### TEXTO DE ESTUDO
________

De acordo com a proposta de arquivamento a que o PÁGINA UM teve acesso, o relator do processo disciplinar dá plena razão a Jorge Amil Dias em diversos pontos.
João Branco começa por lembrar que “à data dos factos em apreciação no presente processo disciplinar, existia, na comunidade médica em geral, e nos médicos pediatras em particular, uma
divisão sobre o tema da vacinação contra a SARS-Cov-2 em crianças e
adolescentes, nomeadamente no que respeita à necessidade desta, ao grau de
proteção conferido e respetivos efeitos adversos”.
E adiante, em seguida, que “são compreensíveis e aceitáveis” as preocupações transmitidas por Jorge Amil Dias em relação aos possíveis efeitos adversos das vacinas contra a covid-19 nas crianças, “uma vez que, em 29 de Outubro de 2021, foi emitida uma autorização para o uso de emergência da vacina da Pfizer-BioNtech para a prevenção da covid-19 em crianças entre os 5 e os 11 anos de idade”.
“Ora, tal significa”, continua o relator, “que o processo de licenciamento da vacina para administração em crianças foi acelerado em relação ao normal processo de licenciamento, pelo que as reações adversas de médio e longo prazo, poderiam ainda não ser, à data, integralmente conhecidas, com os inerentes riscos”, frisou no seu parecer.
Sobre a queixa de Filipe Froes e demais médicos relativa a declarações prestadas por Amil Dias sobre o Hospital D. Estefânia, o relator considerou que até “poderão ser pertinentes” as questões levantadas pelo pediatra.

________

### ITENS EXTRAÍDOS
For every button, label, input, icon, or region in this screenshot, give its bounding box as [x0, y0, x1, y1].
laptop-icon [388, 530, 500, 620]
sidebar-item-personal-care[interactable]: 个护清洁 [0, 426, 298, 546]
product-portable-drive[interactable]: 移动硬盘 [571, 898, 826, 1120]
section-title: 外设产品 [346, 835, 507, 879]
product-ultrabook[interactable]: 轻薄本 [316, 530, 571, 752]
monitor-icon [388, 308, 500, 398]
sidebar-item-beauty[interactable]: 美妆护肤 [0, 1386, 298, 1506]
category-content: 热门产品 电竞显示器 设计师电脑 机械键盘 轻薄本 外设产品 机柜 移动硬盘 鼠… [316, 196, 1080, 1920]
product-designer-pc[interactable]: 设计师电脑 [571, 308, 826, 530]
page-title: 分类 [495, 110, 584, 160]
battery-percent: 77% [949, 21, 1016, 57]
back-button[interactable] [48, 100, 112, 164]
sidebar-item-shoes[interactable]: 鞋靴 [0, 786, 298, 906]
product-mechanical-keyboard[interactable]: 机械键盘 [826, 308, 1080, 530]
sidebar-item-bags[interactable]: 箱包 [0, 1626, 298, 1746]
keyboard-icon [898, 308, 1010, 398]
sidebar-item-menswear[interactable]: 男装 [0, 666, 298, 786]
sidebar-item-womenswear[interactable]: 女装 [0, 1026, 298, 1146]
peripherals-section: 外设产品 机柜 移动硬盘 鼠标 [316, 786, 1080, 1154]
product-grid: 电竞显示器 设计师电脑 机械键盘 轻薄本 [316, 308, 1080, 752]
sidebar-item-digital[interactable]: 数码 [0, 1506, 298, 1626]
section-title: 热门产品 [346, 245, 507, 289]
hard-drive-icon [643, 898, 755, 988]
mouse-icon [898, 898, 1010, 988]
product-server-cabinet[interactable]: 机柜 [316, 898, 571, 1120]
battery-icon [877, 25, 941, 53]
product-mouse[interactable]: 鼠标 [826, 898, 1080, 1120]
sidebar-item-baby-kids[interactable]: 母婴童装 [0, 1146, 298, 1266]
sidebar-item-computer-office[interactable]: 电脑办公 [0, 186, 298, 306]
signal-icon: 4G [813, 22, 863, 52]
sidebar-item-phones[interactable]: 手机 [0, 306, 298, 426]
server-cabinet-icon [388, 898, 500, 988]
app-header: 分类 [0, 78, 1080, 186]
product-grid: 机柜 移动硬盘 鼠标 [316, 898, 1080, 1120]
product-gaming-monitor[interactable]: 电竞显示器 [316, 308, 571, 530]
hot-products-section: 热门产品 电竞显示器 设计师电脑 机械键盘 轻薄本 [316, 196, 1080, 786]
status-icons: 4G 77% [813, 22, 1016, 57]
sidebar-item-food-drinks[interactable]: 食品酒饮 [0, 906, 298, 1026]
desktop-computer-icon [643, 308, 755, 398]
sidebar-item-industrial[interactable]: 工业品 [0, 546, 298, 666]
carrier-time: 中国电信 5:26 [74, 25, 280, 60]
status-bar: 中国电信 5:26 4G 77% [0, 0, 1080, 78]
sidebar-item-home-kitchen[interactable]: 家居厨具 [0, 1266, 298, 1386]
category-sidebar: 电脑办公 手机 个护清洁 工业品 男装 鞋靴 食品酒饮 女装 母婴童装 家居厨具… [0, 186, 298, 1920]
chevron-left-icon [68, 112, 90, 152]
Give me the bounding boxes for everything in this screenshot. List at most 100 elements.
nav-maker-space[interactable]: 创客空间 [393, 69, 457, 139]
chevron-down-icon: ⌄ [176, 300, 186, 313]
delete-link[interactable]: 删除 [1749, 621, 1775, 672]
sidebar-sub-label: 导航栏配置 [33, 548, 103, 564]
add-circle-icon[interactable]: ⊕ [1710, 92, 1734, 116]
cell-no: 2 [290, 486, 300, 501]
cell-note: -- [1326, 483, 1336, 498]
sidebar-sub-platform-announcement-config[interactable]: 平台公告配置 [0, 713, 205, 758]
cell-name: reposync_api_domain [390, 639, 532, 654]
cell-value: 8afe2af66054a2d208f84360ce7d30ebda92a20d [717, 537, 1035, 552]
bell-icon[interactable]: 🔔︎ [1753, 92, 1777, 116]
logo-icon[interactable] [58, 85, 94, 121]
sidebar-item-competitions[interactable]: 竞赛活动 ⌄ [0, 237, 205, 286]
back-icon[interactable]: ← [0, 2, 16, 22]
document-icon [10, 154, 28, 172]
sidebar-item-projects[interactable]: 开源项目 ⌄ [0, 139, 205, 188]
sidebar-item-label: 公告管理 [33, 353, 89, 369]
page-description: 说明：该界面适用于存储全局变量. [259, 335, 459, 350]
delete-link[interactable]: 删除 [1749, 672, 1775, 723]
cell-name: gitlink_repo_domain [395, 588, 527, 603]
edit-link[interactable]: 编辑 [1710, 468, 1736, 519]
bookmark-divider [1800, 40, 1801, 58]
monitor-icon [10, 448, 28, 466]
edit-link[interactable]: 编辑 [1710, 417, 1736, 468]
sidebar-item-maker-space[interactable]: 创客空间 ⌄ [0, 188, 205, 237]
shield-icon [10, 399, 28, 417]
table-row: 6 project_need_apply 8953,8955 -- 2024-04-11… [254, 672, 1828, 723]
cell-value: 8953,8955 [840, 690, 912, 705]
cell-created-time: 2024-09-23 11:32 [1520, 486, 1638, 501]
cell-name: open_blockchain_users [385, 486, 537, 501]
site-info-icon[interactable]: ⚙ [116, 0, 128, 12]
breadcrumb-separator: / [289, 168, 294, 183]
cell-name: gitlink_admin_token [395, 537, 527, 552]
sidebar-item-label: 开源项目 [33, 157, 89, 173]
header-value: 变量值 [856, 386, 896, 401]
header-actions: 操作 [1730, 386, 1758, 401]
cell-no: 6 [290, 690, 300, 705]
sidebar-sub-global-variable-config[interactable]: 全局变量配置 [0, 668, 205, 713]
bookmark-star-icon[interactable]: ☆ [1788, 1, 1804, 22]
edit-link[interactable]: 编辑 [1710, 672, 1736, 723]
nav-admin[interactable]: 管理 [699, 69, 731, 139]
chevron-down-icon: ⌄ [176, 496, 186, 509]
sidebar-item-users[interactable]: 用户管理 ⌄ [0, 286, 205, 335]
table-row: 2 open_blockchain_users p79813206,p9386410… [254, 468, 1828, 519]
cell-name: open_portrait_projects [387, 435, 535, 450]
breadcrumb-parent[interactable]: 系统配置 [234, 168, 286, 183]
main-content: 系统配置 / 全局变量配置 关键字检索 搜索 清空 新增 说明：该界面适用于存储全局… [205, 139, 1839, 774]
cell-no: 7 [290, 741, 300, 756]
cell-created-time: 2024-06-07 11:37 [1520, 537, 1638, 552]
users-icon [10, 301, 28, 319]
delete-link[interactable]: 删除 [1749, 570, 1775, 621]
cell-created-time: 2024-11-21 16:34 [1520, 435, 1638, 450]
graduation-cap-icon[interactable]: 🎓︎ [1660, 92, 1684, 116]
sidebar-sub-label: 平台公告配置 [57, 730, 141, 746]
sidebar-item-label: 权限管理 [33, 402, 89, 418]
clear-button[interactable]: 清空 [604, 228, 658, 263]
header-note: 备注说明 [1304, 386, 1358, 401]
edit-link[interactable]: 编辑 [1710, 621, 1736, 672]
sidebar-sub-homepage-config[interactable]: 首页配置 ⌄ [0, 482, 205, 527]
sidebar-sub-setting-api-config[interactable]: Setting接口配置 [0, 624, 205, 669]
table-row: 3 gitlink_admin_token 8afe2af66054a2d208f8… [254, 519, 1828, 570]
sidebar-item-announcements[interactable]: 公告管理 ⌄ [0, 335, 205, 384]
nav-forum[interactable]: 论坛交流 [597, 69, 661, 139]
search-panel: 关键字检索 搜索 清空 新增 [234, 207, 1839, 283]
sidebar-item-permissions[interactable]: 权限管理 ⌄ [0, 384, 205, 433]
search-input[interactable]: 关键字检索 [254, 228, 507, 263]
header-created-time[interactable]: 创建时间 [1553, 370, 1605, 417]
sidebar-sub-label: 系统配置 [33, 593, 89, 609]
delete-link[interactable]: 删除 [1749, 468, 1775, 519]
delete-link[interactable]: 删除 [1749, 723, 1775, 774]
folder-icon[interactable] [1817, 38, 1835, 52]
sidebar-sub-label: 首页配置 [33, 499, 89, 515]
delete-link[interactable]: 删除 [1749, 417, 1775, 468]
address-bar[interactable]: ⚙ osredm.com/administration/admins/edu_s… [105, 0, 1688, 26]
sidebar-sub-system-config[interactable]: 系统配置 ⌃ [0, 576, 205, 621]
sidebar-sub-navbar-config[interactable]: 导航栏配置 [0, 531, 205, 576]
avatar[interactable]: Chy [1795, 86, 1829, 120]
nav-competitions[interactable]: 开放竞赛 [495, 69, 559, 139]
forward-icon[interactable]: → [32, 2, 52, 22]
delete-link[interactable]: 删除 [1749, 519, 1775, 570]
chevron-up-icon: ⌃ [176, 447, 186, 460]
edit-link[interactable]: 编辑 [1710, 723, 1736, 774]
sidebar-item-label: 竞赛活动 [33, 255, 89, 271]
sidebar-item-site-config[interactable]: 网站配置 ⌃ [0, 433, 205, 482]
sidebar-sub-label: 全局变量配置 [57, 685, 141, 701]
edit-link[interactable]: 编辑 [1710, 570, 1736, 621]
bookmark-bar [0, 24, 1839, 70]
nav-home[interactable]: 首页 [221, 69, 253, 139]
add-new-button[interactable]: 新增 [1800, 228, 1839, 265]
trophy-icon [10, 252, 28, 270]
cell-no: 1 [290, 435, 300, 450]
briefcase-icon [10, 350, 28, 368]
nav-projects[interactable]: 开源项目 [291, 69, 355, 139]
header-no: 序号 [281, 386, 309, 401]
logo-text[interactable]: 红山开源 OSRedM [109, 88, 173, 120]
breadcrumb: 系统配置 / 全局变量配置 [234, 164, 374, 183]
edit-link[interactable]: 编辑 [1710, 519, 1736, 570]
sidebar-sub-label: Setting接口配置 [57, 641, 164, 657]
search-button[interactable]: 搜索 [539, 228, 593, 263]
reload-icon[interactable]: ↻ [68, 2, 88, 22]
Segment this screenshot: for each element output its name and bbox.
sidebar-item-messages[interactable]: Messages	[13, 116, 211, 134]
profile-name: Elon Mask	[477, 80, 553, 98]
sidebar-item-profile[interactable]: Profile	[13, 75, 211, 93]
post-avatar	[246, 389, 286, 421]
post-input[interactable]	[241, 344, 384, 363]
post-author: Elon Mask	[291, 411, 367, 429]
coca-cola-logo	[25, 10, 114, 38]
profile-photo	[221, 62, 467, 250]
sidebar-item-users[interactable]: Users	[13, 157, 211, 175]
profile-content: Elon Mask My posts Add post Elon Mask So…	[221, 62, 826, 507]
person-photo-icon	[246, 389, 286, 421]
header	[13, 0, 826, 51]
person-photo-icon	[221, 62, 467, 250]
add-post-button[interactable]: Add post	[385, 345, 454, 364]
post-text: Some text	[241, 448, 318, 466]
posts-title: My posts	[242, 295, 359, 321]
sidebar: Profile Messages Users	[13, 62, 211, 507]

________

### AÇÃO PEDIDA 1
Transcreva do texto de estudo tudo o que vai desde "Sobre a queixa" até "levantadas pelo pediatra.".
### AÇÃO PEDIDA 2
Dê continuidade ao texto sobre o processo disciplinar de Jorge Amil Dias, começando logo após a última frase apresentada.
Os itens não têm qualquer relação com o texto de estudo.

### RESPOSTA 1
Sobre a queixa de Filipe Froes e demais médicos relativa a declarações prestadas por Amil Dias sobre o Hospital D. Estefânia, o relator considerou que até “poderão ser pertinentes” as questões levantadas pelo pediatra.

### RESPOSTA 2
Na opinião de João Branco, “não se deve considerar que o médico participado [Jorge Amil Dias] estava a colocar em causa as competências profissionais dos colegas do Hospital de D. Estefânia, mas somente que aquele terá procurado esclarecer a veracidade dos números de doentes internados com covid-19 revelados numa entrevista e divulgados pela comunicação social, os quais, posteriormente, se terá comprovado não corresponderem aos dados reais”.
E salienta ainda que os comentários do presidente do Colégio de Pediatria “realizados pelo médico participado “no que respeita à metodologia dos estudos do Centers for Disease Control and Prevention (CDC) são pertinentes, bem como são justificadas as questões clínicas levantadas”.
Relativamente às Cartas Abertas subscritas por Amil Dias, com data de 25 de Janeiro e de 3 de Fevereiro de 2022, o Relator defende que “os médicos, enquanto médicos e cidadãos, têm o direito de escrever cartas abertas, divulgando a sua posição, ainda que esta seja contrária à orientação da Ordem dos Médicos, do Senhor Bastonário, do Gabinete de Crise para o [sic] covid-19 e da Direção-Geral da Saúde”.
João Branco salienta também que “a divergência de opiniões sobre a vacinação infantil não se verificou só em Portugal, sendo de realçar que no Reino Unido, após ter sido assumida uma recomendação de vacinação das crianças dos 5 aos 11 anos de idade, um grupo de 18 médicos também se dirigiu publicamente às autoridades de saúde manifestando preocupação, não tendo tal sido considerado ofensivo ou atentatório da verdade científica”.
Neste enquadramento, e salvaguardando que é pessoalmente “favorável à vacinação”, João Branco deefnde que “as questões metodológicas e clínicas levantadas pelo médico participado foram pertinentes, entendendo que as mesmas não devem ser consideradas ofensivas para os Colegas, para a Ordem dos Médicos, para o seu Bastonário, ou para o Gabinete de Crise para a Covid-19, apenas traduzindo divergência de opiniões, sendo, no contexto em que foram proferidas, aceitáveis”.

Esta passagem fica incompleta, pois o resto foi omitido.